Raw data »
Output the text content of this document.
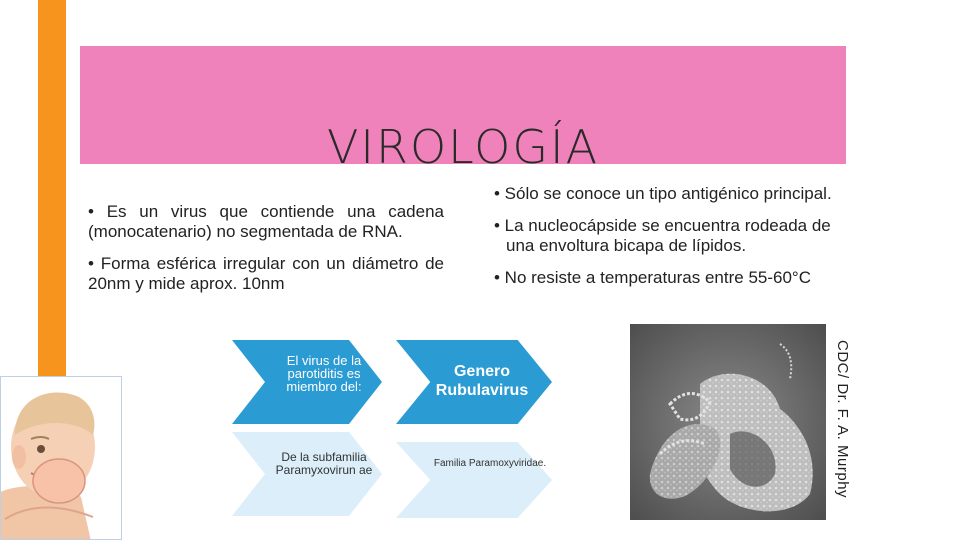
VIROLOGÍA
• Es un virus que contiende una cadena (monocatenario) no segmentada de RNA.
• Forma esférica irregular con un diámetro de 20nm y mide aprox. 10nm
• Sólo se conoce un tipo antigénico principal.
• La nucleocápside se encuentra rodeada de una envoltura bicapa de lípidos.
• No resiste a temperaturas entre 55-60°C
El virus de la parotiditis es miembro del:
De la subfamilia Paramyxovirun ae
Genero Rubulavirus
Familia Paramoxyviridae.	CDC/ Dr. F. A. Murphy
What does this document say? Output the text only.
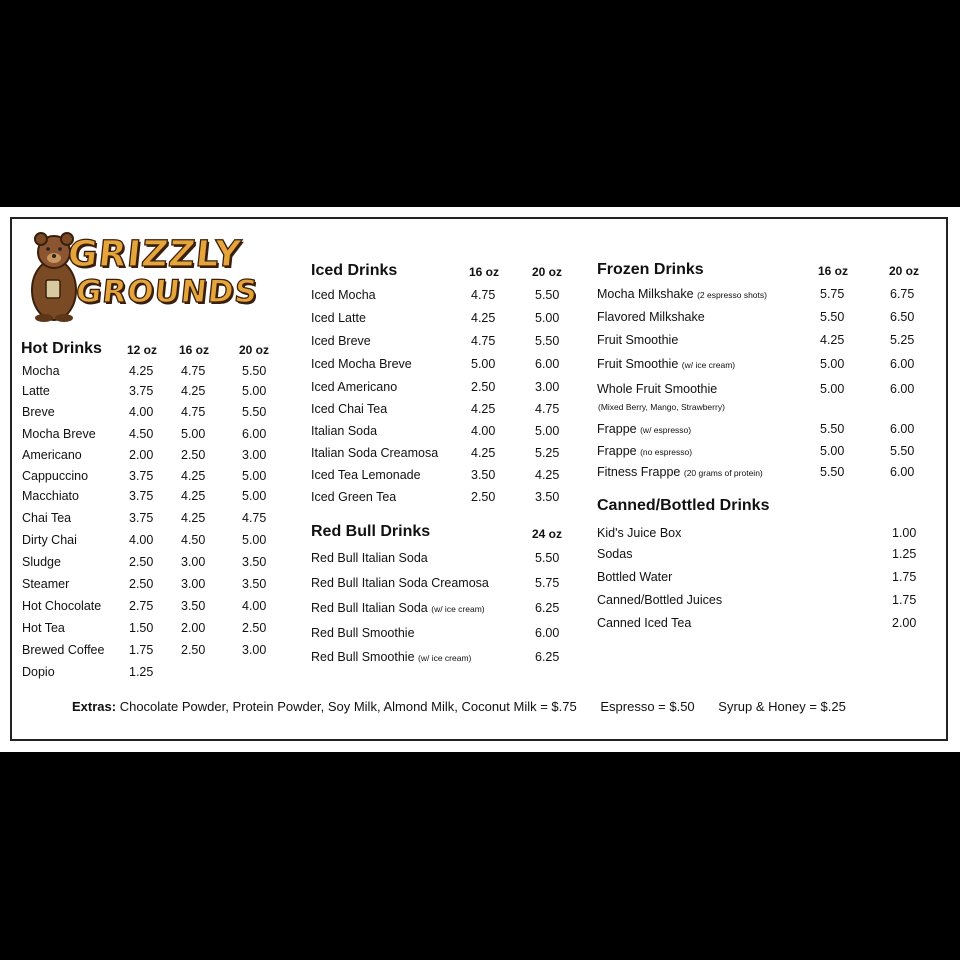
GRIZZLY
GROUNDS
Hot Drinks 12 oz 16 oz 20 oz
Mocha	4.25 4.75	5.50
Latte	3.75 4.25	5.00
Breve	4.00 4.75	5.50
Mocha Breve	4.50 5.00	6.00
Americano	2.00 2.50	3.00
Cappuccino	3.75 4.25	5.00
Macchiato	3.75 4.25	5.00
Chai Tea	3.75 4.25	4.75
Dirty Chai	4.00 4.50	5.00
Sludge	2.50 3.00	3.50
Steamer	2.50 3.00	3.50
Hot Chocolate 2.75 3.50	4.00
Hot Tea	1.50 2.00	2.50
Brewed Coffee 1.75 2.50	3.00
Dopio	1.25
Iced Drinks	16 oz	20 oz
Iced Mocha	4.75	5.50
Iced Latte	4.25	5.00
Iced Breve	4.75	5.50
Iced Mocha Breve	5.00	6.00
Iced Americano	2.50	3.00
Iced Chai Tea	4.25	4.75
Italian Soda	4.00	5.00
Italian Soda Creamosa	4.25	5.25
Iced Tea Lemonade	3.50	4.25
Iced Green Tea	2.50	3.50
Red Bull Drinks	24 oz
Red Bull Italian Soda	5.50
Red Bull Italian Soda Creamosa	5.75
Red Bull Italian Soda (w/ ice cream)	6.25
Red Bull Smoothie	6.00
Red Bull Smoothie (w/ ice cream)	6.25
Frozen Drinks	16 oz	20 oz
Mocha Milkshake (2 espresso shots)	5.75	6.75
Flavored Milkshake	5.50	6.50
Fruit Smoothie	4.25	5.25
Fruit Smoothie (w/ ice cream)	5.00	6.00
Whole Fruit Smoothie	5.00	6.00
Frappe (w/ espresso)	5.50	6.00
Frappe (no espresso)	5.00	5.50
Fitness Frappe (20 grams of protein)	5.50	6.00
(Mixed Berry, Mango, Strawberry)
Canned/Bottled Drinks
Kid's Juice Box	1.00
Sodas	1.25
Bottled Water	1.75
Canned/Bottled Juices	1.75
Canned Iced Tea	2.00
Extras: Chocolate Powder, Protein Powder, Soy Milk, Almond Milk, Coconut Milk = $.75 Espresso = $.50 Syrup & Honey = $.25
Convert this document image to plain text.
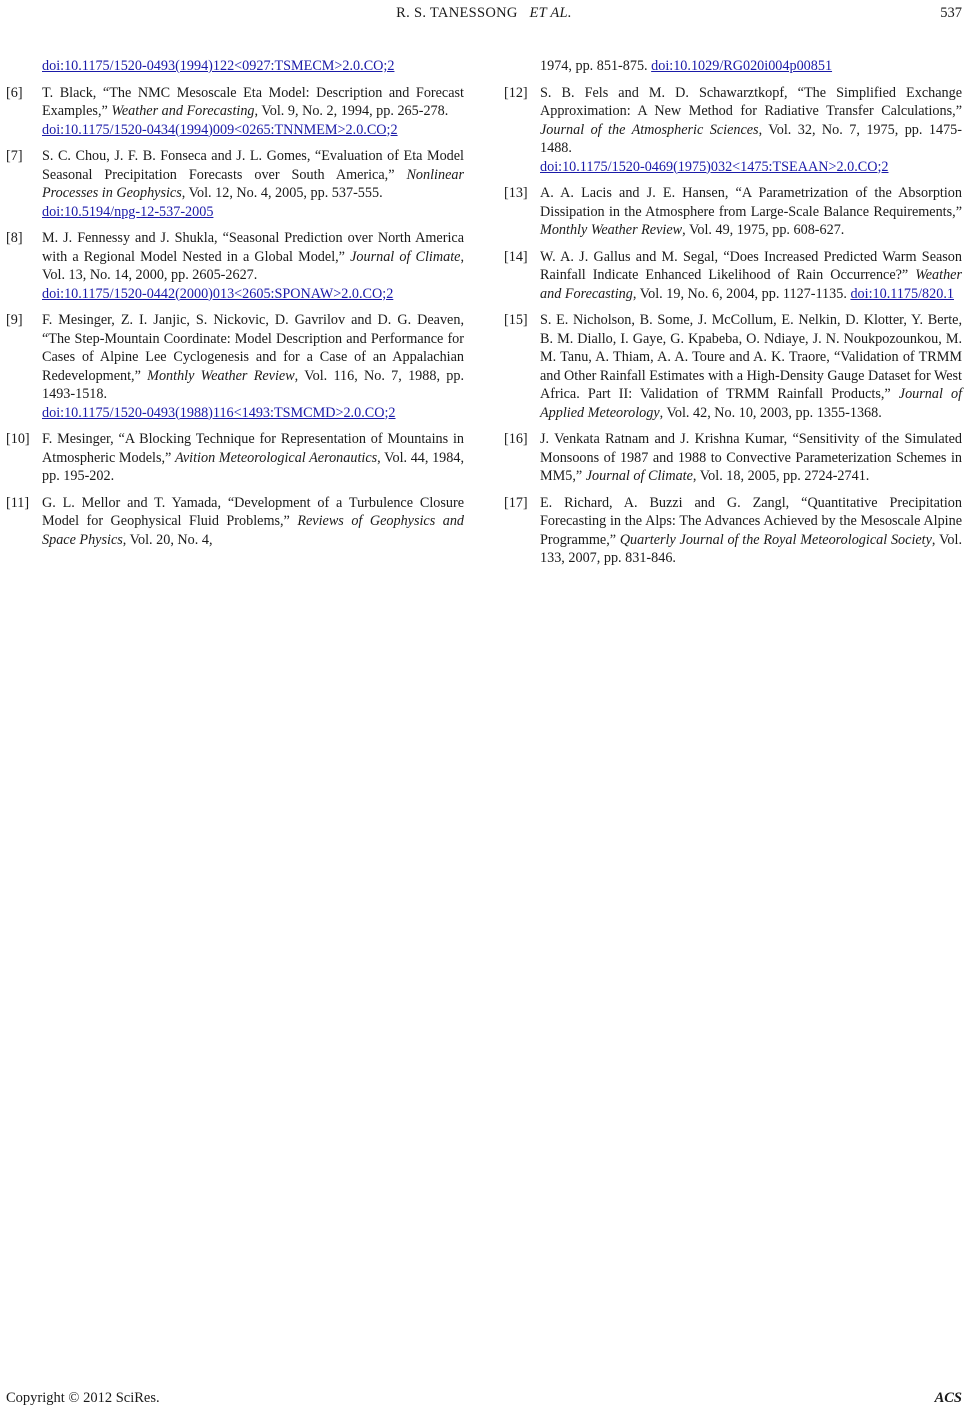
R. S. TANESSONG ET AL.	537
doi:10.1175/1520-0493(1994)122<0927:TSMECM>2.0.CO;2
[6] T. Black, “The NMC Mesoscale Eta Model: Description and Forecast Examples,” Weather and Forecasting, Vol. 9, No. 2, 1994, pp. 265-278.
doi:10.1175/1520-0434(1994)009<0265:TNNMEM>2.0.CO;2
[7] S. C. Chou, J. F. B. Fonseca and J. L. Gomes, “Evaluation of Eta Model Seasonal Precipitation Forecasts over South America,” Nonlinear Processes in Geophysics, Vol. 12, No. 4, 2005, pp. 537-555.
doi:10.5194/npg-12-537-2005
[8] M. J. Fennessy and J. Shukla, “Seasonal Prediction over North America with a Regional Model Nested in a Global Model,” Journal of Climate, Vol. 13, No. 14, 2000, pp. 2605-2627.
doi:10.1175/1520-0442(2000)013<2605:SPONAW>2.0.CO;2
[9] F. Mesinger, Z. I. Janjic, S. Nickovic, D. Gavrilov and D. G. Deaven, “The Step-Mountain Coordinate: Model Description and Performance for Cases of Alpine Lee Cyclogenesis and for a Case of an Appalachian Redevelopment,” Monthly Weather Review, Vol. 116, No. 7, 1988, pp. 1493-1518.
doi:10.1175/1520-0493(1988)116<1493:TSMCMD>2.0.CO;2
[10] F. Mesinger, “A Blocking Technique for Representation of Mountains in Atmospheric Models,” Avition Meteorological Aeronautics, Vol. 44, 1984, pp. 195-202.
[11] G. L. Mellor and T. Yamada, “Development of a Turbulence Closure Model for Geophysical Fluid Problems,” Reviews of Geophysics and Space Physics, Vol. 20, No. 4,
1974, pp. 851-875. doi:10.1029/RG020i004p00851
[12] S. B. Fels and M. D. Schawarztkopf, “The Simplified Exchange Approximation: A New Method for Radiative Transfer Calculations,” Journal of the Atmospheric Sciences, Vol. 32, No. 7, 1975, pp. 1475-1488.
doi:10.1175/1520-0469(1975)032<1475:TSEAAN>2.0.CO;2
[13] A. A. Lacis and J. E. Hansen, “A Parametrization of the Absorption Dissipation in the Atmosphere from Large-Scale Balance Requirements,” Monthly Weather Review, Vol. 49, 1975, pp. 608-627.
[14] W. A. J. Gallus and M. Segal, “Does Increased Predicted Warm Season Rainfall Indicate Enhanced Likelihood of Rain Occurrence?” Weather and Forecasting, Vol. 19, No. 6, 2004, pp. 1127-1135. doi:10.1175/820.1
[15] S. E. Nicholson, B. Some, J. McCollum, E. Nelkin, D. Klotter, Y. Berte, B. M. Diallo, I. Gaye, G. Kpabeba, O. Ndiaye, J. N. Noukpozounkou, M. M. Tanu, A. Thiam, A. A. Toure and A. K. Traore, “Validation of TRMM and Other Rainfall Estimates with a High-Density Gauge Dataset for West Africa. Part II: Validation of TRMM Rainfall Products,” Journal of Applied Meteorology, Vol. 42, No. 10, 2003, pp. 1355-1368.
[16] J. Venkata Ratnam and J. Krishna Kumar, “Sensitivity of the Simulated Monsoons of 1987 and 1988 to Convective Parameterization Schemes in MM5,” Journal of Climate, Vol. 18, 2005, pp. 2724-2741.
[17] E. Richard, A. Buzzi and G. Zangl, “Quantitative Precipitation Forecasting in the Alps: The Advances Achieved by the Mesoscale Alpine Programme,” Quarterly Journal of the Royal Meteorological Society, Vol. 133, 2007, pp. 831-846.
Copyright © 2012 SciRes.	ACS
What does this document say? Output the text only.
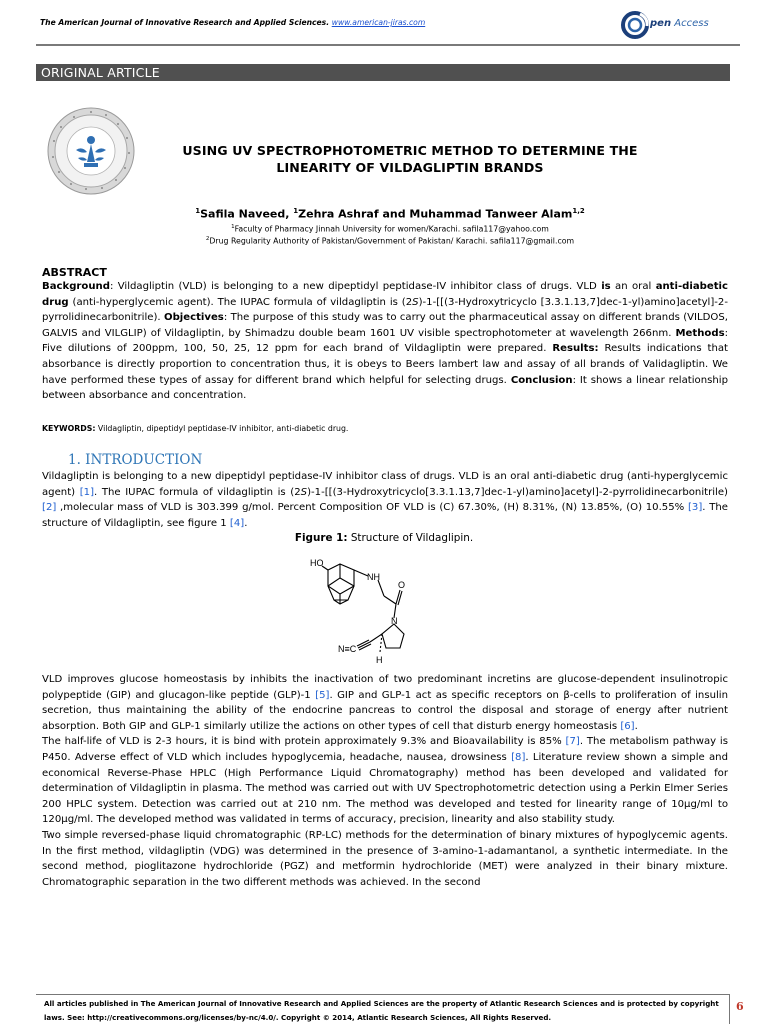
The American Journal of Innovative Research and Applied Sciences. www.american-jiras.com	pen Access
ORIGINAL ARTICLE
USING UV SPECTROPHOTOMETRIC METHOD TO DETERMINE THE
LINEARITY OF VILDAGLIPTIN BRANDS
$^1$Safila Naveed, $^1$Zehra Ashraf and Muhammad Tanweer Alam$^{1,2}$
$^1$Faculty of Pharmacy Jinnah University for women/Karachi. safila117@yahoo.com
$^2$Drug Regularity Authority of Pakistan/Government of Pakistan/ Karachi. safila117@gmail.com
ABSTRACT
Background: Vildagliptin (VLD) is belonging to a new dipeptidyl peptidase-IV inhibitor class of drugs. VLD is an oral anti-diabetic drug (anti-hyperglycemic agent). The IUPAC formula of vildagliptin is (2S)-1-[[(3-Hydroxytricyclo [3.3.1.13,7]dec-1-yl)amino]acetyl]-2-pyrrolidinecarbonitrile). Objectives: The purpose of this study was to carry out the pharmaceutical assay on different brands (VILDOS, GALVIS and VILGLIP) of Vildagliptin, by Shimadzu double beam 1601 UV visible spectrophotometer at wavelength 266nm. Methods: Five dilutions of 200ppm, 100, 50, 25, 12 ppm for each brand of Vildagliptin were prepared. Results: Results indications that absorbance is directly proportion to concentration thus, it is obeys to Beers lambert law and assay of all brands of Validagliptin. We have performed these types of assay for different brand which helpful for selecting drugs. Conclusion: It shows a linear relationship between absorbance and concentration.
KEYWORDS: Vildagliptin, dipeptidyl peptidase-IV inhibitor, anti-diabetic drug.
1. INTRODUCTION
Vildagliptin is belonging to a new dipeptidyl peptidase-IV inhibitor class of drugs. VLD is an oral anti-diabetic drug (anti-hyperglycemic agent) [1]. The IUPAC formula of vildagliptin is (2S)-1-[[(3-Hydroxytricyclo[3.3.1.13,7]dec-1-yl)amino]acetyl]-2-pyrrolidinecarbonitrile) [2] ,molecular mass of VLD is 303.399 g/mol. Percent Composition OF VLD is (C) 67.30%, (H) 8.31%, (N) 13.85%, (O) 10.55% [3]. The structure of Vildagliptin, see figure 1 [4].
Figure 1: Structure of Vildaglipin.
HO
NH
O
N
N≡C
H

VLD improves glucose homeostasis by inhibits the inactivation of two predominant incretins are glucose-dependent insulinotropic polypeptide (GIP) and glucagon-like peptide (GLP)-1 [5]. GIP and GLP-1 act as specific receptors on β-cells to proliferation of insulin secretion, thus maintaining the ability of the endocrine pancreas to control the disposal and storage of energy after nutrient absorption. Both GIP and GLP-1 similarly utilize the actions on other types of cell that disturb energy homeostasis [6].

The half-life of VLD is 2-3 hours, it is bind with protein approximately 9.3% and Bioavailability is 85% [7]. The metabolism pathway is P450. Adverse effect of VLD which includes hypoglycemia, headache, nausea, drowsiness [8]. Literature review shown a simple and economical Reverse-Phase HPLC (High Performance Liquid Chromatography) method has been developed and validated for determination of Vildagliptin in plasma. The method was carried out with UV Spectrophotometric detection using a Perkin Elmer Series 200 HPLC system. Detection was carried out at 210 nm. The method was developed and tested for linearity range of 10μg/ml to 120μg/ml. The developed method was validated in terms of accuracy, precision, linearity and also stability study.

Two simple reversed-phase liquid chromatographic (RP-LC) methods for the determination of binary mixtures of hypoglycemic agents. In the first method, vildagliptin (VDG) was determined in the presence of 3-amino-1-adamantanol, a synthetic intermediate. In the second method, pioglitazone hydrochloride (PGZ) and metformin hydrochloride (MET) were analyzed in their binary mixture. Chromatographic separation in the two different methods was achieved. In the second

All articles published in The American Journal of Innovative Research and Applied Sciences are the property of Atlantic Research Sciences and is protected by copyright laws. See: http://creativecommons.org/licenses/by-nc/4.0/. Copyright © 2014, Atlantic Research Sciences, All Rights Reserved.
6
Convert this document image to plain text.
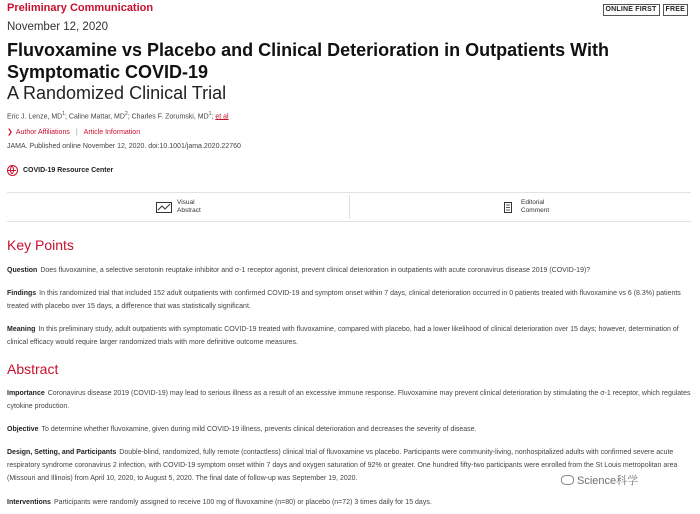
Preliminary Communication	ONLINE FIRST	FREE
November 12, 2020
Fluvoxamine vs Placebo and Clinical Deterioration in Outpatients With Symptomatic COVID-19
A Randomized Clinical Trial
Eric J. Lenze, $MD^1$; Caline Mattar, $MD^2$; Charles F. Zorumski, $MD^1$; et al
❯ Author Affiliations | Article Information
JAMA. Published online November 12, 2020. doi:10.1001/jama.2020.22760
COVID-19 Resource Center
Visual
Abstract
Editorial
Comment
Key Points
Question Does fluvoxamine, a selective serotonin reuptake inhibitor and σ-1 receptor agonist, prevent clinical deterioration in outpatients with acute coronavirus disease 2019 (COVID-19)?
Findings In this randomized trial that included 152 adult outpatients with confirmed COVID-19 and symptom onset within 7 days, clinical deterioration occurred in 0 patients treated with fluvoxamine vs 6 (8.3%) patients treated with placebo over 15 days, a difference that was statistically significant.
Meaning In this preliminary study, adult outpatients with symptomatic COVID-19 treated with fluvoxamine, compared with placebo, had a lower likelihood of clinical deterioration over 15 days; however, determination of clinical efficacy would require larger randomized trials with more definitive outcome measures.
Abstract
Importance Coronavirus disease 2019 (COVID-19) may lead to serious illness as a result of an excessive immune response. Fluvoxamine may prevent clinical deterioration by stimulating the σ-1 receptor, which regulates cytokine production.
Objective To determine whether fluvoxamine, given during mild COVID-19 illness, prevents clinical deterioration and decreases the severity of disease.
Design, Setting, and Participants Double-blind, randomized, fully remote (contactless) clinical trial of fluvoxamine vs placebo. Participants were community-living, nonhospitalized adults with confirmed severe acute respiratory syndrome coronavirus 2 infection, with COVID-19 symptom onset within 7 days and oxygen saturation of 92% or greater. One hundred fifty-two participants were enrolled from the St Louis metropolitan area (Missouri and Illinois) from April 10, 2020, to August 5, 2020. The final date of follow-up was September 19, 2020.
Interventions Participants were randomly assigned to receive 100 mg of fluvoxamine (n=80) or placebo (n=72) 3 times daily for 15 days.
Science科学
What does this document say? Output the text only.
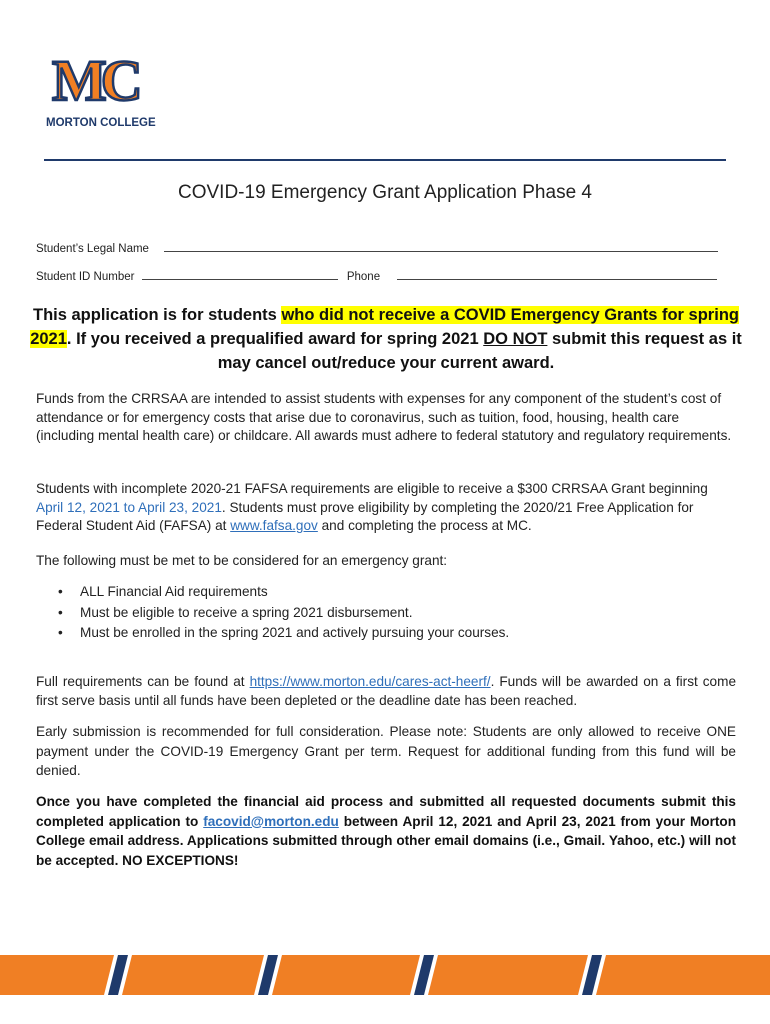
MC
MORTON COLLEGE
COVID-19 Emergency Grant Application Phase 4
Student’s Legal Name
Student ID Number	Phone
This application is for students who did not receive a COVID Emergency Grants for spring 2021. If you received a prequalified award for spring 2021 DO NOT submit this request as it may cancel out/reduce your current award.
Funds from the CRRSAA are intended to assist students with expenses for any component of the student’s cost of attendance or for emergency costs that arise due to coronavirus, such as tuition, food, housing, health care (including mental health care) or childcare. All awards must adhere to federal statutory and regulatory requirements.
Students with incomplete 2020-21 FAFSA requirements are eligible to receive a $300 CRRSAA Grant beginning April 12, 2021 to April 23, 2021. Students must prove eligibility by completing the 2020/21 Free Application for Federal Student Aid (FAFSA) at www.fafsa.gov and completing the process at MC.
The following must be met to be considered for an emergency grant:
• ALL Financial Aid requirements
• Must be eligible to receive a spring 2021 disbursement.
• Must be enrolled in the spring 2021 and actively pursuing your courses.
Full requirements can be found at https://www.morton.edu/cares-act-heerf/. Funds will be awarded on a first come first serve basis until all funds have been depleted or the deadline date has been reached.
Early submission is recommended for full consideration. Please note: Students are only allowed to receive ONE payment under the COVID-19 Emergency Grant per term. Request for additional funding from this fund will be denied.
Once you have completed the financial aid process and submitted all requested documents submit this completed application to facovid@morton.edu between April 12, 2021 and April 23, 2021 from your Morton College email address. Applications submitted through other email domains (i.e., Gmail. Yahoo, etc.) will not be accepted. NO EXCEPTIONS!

What is being asked »
Among the lines above, show every one that contains the string "Description".

Output »
[6] T. Black, “The NMC Mesoscale Eta Model: Description and Forecast Examples,” Weather and Forecasting, Vol. 9, No. 2, 1994, pp. 265-278.
[9] F. Mesinger, Z. I. Janjic, S. Nickovic, D. Gavrilov and D. G. Deaven, “The Step-Mountain Coordinate: Model Description and Performance for Cases of Alpine Lee Cyclogenesis and for a Case of an Appalachian Redevelopment,” Monthly Weather Review, Vol. 116, No. 7, 1988, pp. 1493-1518.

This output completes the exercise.